## SOURCE PASSAGE:
One outgrowth of web marketing is the webinar.  It comes in all kinds of flavors but after having sat through more webinars than I can count over the past two years, they only come in three basic flavors.  The ugly, the bad, and the good.  And yes, I reversed the old cliche!

The ugly webinar is ugly because it’s execution is ugly.  The presentation is enough to make your eyes bleed.  The facilitator sounds like they just pulled a stranger off the street and gave him the controls.  Ugly webinars are ugly but I won’t necessarily hang up.  Being the optimist that I am, I’m always hoping that I’ll be able to find enough kernals of insight and knowledge that it is worth sitting through this thing.  It’s a risky proposition but sometimes I get lucky.  Even if I attend a really ugly in-person seminar, I’ll work hard to find information I can put to good use.

That brings us to the bad webinar.  These webinars are bad because they oversell the benefits of what you’ll ‘learn’ and package it in a very well design webinar.  The only problem is that there’s no ‘meat’ in this webinar.  It was put together by some marketing and sales people who said to themselves, “hey, we can take our sales brochure and turn it into a webinar.”  These guys want to ride the wave of webinar popularity and get in on this thing too.  For those of us listening and watching this webinar, we smell a rat.  They’ll tell you there is meat in this webinar but all you’ll get is processed cheese.  After about 30-60 seconds of the bad webinar, you can safely hang up.  The bad webinar is bad not because it doesn’t look good or the facilitator isn’t professional, it’s because they created the Gordon Gecko of webinars.  All grease, well-dressed, slick, and very thin on character.

## INSTRUCTION A:
Using the piece on webinars, mark each statement yes or no, and back each answer with the deciding words from the text, quoted exactly.
(i) The writer always hangs up on an ugly webinar.
(ii) Bad webinars are poorly designed.
(iii) You can safely leave a bad webinar after a short time.
## INSTRUCTION B:
Write the next part of the piece on webinars, picking up right after its last sentence.
The material after this point isn't needed for anything here.

## SOURCE EXCERPT:
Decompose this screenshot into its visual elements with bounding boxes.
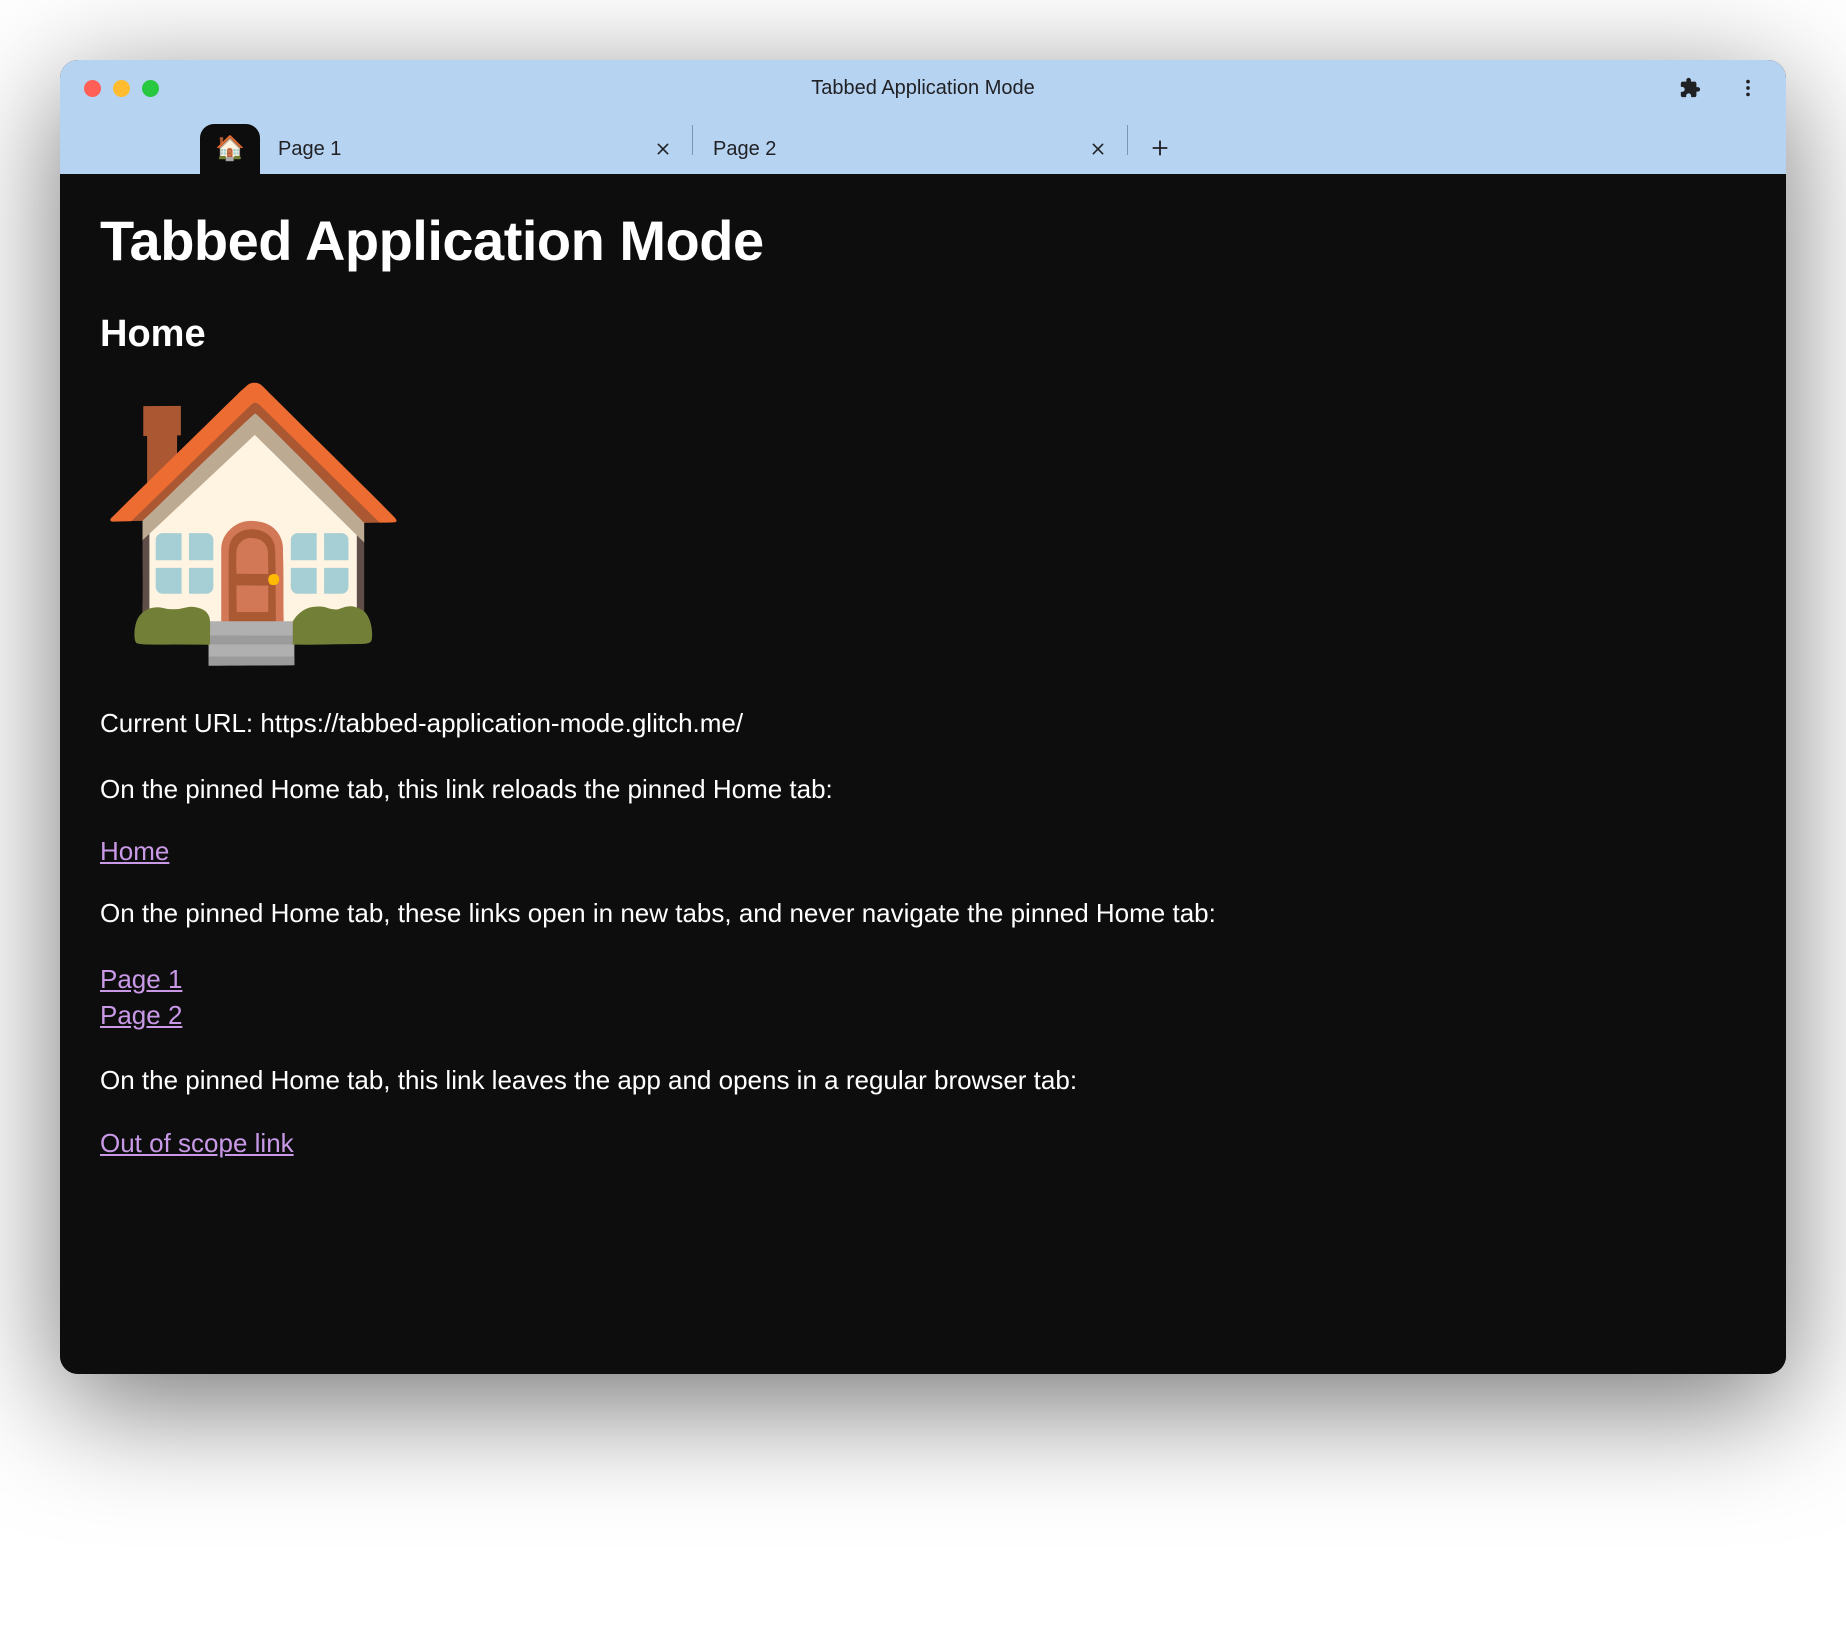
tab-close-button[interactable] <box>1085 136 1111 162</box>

## TASK OUTPUT A:
(i) No: "Ugly webinars are ugly but I won’t necessarily hang up."
(ii) No: "package it in a very well design webinar."
(iii) Yes: "After about 30-60 seconds of the bad webinar, you can safely hang up."

## TASK OUTPUT B:
I’ve saved the best for last.  The good seminar is good because it delivers a meaty presentation that is full of excellent insights and information.  Makes you think about things differently.  The good webinar delivers on what they promised in their email pitch.  I feel like they actually went above and beyond that.  I could pay for the good webinar because it over-delivers and blows my expectations out of the water.  The good webinar is well designed and presented in a concise and well facilitated manner.  A really good webinar gives me a nicely designed workbook that I can keep as well.  Although there is a timeframe for the good webinar, nobody seems too worried and they answer almost all the questions that we listeners have.  Do they sell?  Sometimes yes and sometimes no.  If they do sell during the webinar, the % of information to sales pitch is about 90%/10%.

If I was to put a number on where I think all the webinars I’ve attended fall into it would look like this:

Ugly Webinars: 40%

Bad Webinars: 50%

Good Webinars: 10%

Yup.  That’s about where they stand.  As usual, there are only a few who really understand that we, the participants, are not as stupid as we look.  We can smell when something is bad and we can see when something is ugly.  That makes those who have good webinars stand out from the crowd.  That’s called differentiation.